Visando utilizar no treinamento do modelo as features com maior importancia, serão descartadas as features importance com valor 0.

In [None]:
# new_feats_dict = {k: v for k, v in sort_importance_dict.items() if v> 0}
# new_feats = list(new_feats_dict.keys())

new_feats_dict_over = {k: v for k, v in sort_importance_dict_over.items() if v> 0}
new_feats_over = list(new_feats_dict_over.keys())

Os valores obtidos para a correlação entre as features e a variavel target são bem baixos, indicando que não existe uma correlação de Pearson entre estes.

### Distribuição dos dados classificados para as 10 features com maior importância

> https://www.kaggle.com/code/allunia/santander-customer-transaction-eda

In [None]:
n_top = 10
feature_names = new_feats[:n_top]
fig, ax = plt.subplots(n_top,2,figsize=(20,5*n_top))

for n in range(n_top):
    sns.distplot(train_df.loc[train_df.target==0, feature_names[n]], ax=ax[n,0], color="Orange", norm_hist=True)
    sns.distplot(train_df.loc[train_df.target==1, feature_names[n]], ax=ax[n,0], color="Red", norm_hist=True)
    sns.distplot(test_df.loc[:, feature_names[n]], ax=ax[n,1], color="Mediumseagreen", norm_hist=True)
    ax[n,0].set_title("Train {}".format(feature_names[n]))
    ax[n,1].set_title("Test {}".format(feature_names[n]))
    ax[n,0].set_xlabel("")
    ax[n,1].set_xlabel("")

## 3 - Estratégia de validação e treino do modelo <a class="anchor" id="third-bullet"></a>

### Análise inicial para comparação dos modelos com parametros default (Usando train_test_split)

Nesta fase do trabalho será realizado um treinamento do modelo utilizando vários algoritmos diferentes de classificação binária presentes no módulo scikit-learn. O critério de escolha do modelo será feito pelo melhor score F2. 

Serão considerados como dados de treinos três casos com 10 features, 100 features e 200 features escolhidos a partir do critério de maior coeficiente de correlação linear, conforme mostrado na seção interior. 

O script foi baseado em: https://scikit-learn.org/stable/auto_examples/classification/plot_classifier_comparison.html

In [None]:
results_df = pd.DataFrame()

In [None]:
names = [
    "Decision Tree",
    "Random Forest",
    "AdaBoost",
    "LightGBM"
]

classifiers = [
    DecisionTreeClassifier(max_depth=5),
    RandomForestClassifier(max_depth=5, n_estimators=10, max_features=1),
    AdaBoostClassifier(),
    LGBMClassifier()
]

results_df['Algoritmos'] = names
results_df.set_index('Algoritmos', inplace=True)

feature_names = new_feats

# preprocess dataset, split into training and test part
train_x, valid_x, train_y, valid_y = train_test_split(train_df[feature_names], train_df['target'], test_size=0.4, random_state=42)
........
:: O que fazer ::
1 > De acordo com o trecho sobre o treino do modelo, qual critério será usado para escolher o modelo?
2 > Escreva a continuação do trecho sobre o treino do modelo, começando logo após a última linha apresentada.
Os registros não serão necessários.

[Listagens de coordenadas de caixas]
........
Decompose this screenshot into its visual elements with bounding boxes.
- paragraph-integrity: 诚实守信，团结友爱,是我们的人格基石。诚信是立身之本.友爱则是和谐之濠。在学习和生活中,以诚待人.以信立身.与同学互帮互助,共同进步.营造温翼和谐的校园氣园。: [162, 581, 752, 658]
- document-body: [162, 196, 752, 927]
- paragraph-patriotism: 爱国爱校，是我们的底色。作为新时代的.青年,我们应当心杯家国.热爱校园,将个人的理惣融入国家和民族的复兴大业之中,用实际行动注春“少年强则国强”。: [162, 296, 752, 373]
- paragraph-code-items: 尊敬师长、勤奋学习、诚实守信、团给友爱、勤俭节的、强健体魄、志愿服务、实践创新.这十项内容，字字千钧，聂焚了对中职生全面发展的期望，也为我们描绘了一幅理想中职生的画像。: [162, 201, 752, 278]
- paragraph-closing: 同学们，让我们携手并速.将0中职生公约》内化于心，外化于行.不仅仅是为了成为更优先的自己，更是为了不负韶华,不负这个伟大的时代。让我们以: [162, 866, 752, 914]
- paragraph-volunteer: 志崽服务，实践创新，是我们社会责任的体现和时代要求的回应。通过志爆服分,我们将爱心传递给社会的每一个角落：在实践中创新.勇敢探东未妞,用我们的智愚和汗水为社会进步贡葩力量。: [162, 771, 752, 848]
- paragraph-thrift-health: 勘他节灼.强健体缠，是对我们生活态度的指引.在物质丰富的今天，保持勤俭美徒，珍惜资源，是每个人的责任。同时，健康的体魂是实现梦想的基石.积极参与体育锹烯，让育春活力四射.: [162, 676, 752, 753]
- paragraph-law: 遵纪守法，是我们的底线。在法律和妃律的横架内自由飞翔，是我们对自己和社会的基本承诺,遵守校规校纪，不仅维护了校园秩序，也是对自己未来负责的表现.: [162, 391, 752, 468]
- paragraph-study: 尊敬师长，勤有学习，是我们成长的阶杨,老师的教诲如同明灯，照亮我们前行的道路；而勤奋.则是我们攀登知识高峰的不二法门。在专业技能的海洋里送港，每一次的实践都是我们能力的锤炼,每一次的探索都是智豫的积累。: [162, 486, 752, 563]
........
:: Respostas esperadas ::
1 > O melhor score F2.

2 >
# iterate over classifiers
for name, clf in zip(names, classifiers):
    clf.fit(train_x, train_y)
    score = clf.score(valid_x, valid_y)
    results_df.loc[name, len(new_feats)] = score
    print("Algoritmo:",name,"F2 score:",score, "Numero de features:", len(new_feats))


In [None]:
results_df.style.highlight_max(color = 'yellow')

In [None]:
names = [
    "Decision Tree",
    "Random Forest",
    "AdaBoost",
    "LightGBM"
]

classifiers = [
    DecisionTreeClassifier(max_depth=5),
    RandomForestClassifier(max_depth=5, n_estimators=10, max_features=1),
    AdaBoostClassifier(),
    LGBMClassifier()
]

results_df['Algoritmos'] = names
results_df.set_index('Algoritmos', inplace=True)

feature_names = new_feats_over

# preprocess dataset, split into training and test part
train_x, valid_x, train_y, valid_y = train_test_split(X_over, y_over, test_size=0.4, random_state=42)

# iterate over classifiers
for name, clf in zip(names, classifiers):
    clf.fit(train_x, train_y)
    score = clf.score(valid_x, valid_y)
    results_df.loc[name, len(new_feats)] = score
    print("Algoritmo:",name,"F2 score:",score, "Numero de features:", len(new_feats))

### Testando lightGBM parametros default 100 features

In [None]:
names = [
    "LightGBM"
]

classifiers = [
    LGBMClassifier()
]

i=len(new_feats_over)
feature_names = new_feats_over

# preprocess dataset, split into training and test part
train_x, valid_x, train_y, valid_y = train_test_split(X_over, y_over, test_size=0.4, random_state=42)

# iterate over classifiers
for name, clf in zip(names, classifiers):
    clf.fit(train_x, train_y)
    pred = clf.predict_proba(test_df[feature_names])[:, 1]
    score = clf.score(valid_x, valid_y)
    results_df.loc[name, i] = score
    print("Algoritmo:",name,"F2 score:",score, "Numero de features:", i)

sub_df = pd.DataFrame({"ID_code":test_df["ID_code"].values})
sub_df["target"] = pred
sub_df.to_csv("submission_GBM_default_over.csv", index=False)

In [None]:
names = [
    "LightGBM"
]

classifiers = [
    LGBMClassifier()
]

i=len(new_feats)
feature_names = new_feats

# preprocess dataset, split into training and test part
train_x, valid_x, train_y, valid_y = train_test_split(train_df[feature_names], train_df['target'], test_size=0.4, random_state=42)

# iterate over classifiers
for name, clf in zip(names, classifiers):
    clf.fit(train_x, train_y)
    pred = clf.predict_proba(test_df[feature_names])[:, 1]
    score = clf.score(valid_x, valid_y)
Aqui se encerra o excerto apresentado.